• REQUIRED WORK:
Keep only the lines of the listing that include the word "from", and copy them.

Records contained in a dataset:
****
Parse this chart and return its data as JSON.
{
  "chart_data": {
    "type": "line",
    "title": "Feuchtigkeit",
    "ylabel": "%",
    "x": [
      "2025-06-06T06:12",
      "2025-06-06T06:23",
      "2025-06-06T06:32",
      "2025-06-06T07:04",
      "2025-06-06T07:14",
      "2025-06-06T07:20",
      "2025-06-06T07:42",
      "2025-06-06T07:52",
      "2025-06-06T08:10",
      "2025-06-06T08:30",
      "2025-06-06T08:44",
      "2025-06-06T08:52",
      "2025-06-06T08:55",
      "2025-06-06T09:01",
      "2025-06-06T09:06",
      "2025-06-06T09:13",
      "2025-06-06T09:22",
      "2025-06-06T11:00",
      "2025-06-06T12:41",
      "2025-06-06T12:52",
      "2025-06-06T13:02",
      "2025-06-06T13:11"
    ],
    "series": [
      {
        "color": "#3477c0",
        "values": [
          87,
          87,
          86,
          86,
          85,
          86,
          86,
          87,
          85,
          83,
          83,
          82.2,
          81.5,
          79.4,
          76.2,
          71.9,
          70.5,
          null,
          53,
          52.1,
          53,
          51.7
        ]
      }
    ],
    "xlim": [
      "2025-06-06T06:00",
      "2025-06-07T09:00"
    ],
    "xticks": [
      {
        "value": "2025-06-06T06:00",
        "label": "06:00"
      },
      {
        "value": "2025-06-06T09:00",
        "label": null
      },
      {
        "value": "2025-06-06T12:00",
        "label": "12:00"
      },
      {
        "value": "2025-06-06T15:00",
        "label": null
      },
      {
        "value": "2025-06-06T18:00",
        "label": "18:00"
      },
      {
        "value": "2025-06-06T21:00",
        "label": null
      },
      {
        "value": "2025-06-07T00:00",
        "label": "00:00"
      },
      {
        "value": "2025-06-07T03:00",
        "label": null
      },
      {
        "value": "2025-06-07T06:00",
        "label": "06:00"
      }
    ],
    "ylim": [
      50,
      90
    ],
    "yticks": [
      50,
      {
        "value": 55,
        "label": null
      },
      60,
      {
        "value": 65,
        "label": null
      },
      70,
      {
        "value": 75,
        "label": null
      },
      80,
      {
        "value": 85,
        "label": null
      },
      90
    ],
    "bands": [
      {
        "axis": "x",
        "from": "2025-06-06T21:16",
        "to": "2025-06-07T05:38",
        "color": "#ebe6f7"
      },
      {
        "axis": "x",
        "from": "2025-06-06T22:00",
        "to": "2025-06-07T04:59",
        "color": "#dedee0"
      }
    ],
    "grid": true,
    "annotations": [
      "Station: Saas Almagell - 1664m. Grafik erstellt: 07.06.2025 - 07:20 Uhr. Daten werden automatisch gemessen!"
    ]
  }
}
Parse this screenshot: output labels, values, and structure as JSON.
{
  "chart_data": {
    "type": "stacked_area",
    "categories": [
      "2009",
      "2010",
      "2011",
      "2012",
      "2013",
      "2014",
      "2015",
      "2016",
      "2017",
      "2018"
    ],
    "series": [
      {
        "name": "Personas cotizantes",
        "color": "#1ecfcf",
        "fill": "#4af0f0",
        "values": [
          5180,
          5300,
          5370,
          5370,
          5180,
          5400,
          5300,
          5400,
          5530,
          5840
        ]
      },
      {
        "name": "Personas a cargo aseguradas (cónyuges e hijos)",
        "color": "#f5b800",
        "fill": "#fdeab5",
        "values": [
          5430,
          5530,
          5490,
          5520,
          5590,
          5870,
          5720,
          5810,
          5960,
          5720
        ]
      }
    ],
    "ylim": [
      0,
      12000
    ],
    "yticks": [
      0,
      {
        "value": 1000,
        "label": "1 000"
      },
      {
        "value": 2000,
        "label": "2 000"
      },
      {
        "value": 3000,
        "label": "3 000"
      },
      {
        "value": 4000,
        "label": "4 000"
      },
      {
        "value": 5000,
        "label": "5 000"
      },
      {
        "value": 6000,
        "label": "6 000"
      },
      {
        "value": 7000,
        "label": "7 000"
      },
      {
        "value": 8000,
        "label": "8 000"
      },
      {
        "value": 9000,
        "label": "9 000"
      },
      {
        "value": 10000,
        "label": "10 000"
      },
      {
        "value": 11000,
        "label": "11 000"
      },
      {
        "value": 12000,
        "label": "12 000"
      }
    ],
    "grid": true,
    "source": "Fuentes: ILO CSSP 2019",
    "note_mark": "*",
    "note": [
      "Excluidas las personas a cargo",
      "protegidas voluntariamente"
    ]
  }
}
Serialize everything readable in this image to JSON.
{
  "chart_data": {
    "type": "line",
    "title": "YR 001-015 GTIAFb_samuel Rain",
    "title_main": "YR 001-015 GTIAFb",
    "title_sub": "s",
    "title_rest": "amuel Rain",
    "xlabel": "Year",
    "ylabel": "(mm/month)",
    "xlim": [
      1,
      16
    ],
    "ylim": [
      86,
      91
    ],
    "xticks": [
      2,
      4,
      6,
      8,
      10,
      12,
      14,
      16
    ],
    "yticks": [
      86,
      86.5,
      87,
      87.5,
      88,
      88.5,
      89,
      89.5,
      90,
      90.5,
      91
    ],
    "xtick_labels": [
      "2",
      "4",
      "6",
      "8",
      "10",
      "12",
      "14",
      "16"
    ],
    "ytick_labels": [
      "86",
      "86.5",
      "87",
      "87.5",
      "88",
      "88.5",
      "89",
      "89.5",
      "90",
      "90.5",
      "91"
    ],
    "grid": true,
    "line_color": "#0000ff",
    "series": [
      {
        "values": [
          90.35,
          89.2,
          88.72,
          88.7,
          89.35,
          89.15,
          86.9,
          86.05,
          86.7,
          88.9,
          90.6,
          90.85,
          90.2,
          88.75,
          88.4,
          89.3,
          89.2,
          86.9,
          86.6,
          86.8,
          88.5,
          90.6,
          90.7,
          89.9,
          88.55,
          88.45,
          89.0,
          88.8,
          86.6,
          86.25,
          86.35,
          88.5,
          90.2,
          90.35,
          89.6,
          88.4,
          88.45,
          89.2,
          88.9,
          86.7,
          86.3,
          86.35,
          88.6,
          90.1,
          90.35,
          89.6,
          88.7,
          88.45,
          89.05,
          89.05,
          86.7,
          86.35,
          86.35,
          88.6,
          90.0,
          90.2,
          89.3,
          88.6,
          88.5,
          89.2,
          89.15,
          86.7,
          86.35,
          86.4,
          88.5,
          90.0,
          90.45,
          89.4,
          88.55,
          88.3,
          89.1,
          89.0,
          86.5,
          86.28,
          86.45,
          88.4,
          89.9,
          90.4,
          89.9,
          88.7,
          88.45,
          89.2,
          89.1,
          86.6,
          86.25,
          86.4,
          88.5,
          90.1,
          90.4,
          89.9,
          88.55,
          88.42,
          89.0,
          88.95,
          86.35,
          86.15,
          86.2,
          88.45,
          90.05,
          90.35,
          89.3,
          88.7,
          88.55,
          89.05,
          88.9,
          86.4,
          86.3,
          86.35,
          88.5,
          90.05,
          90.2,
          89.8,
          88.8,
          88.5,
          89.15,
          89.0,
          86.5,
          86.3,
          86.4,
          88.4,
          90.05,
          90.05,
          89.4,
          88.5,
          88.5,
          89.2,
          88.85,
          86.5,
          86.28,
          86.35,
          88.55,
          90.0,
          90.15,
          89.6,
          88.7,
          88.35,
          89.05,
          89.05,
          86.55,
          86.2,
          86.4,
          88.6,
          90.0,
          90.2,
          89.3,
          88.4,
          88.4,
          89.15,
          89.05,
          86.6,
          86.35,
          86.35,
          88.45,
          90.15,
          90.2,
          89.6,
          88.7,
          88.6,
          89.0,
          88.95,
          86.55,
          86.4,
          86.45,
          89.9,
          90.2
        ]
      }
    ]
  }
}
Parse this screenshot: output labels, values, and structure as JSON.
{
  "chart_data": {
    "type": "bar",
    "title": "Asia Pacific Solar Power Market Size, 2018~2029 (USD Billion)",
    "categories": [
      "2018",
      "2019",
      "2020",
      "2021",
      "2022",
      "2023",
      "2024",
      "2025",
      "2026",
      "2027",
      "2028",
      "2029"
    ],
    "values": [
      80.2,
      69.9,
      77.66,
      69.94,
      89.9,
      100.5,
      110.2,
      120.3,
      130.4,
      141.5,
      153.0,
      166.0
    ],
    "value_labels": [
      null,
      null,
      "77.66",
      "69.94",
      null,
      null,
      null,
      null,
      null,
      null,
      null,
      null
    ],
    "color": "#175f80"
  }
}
****
• EXERCISE RESULT:
        "from": "2025-06-06T21:16",
        "from": "2025-06-06T22:00",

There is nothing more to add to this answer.